- INSTRUCTIONS FOR THE TASK -
Pull out all lines from the listing below in which the word "водоотведения" appears.
------ MATERIAL PROVIDED
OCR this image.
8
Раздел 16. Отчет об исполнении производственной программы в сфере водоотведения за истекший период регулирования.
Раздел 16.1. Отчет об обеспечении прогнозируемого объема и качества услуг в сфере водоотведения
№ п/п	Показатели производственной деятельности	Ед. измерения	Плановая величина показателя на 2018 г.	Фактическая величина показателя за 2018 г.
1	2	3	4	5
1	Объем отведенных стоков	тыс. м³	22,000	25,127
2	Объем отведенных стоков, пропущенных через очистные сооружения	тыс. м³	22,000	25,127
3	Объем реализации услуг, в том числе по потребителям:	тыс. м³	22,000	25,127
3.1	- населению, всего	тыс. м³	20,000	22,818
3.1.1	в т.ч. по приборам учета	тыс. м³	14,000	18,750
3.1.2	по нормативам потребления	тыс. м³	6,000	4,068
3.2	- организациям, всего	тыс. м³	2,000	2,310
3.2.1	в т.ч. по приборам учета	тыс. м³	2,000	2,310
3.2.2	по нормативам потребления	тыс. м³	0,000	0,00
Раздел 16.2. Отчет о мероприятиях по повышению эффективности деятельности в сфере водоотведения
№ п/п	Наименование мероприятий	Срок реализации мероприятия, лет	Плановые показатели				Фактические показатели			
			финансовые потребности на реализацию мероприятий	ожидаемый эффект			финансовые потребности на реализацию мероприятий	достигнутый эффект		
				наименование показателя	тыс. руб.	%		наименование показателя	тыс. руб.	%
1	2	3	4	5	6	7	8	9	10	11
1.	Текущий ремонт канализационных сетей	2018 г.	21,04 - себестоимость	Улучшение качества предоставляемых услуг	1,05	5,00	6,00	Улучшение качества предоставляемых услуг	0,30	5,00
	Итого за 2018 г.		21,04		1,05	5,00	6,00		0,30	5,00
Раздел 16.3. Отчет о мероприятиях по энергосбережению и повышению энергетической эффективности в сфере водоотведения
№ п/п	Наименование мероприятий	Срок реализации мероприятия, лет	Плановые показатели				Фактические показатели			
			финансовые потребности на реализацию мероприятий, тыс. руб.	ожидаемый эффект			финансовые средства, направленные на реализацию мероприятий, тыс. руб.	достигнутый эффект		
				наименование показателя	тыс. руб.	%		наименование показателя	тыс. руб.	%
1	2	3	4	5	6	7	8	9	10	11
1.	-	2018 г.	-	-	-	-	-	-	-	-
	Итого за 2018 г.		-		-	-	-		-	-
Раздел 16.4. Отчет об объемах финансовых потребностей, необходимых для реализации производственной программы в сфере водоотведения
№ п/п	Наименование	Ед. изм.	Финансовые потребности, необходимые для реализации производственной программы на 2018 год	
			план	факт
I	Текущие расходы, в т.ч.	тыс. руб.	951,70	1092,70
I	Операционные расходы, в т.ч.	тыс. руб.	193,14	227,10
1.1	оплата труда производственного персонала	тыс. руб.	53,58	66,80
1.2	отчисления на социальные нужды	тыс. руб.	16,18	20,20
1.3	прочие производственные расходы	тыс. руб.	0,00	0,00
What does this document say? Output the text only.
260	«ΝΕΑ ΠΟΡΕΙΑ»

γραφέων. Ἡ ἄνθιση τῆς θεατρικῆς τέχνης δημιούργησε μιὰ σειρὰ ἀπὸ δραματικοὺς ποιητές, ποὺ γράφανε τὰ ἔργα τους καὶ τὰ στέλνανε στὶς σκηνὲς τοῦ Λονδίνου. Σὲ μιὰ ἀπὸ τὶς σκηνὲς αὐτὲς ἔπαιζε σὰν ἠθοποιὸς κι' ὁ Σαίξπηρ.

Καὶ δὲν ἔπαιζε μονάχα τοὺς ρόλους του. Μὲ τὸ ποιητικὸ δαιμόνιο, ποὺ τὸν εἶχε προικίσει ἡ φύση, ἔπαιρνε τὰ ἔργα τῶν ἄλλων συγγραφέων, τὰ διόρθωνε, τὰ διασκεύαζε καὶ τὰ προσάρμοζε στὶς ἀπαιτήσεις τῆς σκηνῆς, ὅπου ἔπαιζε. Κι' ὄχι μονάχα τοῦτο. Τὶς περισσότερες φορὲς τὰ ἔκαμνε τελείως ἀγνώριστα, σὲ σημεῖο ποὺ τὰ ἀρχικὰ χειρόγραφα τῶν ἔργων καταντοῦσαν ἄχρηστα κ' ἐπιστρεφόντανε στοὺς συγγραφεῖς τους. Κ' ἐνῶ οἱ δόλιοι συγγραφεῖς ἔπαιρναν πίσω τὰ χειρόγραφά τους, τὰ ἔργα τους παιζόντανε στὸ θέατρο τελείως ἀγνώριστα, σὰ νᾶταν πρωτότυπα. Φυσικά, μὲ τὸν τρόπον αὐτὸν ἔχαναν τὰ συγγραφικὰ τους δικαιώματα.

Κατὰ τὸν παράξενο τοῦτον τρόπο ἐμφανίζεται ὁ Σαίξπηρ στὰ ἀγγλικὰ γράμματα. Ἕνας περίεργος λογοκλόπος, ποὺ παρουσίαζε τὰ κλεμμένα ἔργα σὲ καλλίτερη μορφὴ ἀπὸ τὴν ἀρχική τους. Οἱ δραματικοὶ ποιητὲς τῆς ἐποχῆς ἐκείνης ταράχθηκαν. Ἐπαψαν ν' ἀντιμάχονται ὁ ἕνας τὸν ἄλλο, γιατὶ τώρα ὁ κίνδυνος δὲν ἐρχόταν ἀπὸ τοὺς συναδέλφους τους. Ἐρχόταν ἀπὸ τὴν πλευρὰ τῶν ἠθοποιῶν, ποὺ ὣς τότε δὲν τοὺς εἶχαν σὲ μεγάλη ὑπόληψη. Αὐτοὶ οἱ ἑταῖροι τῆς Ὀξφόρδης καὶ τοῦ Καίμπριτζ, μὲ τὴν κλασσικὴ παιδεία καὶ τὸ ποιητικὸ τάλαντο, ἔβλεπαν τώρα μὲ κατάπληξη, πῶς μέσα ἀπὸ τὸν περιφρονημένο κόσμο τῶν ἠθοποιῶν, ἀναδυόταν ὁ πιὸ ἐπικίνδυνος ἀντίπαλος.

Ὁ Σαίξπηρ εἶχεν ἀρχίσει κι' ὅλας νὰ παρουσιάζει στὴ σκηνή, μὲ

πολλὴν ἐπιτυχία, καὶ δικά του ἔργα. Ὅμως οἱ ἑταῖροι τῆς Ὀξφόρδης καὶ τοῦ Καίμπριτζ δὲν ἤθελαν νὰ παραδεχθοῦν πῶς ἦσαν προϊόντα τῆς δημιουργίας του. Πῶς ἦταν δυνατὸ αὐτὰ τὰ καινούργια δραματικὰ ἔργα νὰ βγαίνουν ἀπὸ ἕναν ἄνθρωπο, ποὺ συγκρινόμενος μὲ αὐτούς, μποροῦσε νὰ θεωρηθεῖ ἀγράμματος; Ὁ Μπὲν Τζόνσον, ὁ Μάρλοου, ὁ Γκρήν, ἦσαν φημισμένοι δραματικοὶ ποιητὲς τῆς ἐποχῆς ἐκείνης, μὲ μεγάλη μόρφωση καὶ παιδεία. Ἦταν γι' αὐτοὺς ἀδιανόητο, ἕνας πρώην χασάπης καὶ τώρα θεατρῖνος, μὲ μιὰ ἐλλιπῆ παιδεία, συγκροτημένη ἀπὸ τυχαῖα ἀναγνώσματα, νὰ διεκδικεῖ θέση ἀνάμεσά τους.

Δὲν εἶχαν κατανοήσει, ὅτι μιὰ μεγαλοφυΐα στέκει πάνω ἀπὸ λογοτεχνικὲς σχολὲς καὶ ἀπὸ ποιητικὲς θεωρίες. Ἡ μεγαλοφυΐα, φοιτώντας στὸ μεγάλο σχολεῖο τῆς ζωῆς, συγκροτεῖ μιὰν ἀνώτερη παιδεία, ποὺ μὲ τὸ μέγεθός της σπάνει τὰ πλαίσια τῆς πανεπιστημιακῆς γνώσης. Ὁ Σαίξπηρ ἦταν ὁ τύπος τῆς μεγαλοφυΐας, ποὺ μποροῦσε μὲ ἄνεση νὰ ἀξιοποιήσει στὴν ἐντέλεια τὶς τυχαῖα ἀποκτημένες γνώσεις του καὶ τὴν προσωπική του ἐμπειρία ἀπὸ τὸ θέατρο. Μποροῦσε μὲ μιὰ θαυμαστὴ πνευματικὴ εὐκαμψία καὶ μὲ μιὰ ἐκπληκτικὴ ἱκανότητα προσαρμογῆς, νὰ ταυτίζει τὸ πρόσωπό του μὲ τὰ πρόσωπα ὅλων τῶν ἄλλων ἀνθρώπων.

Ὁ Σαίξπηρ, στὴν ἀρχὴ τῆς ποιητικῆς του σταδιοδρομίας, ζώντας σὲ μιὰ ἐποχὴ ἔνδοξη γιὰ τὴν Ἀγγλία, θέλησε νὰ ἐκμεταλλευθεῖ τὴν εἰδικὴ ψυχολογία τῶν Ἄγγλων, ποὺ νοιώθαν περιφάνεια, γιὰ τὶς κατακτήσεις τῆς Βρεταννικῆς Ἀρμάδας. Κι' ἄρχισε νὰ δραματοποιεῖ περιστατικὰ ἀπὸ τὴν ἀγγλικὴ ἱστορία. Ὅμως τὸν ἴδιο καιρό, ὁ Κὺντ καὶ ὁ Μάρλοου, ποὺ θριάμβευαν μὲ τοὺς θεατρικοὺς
------------
- TASK RESULT -
Раздел 16. Отчет об исполнении производственной программы в сфере водоотведения за истекший период регулирования.
Раздел 16.1. Отчет об обеспечении прогнозируемого объема и качества услуг в сфере водоотведения
Раздел 16.2. Отчет о мероприятиях по повышению эффективности деятельности в сфере водоотведения
Раздел 16.3. Отчет о мероприятиях по энергосбережению и повышению энергетической эффективности в сфере водоотведения
Раздел 16.4. Отчет об объемах финансовых потребностей, необходимых для реализации производственной программы в сфере водоотведения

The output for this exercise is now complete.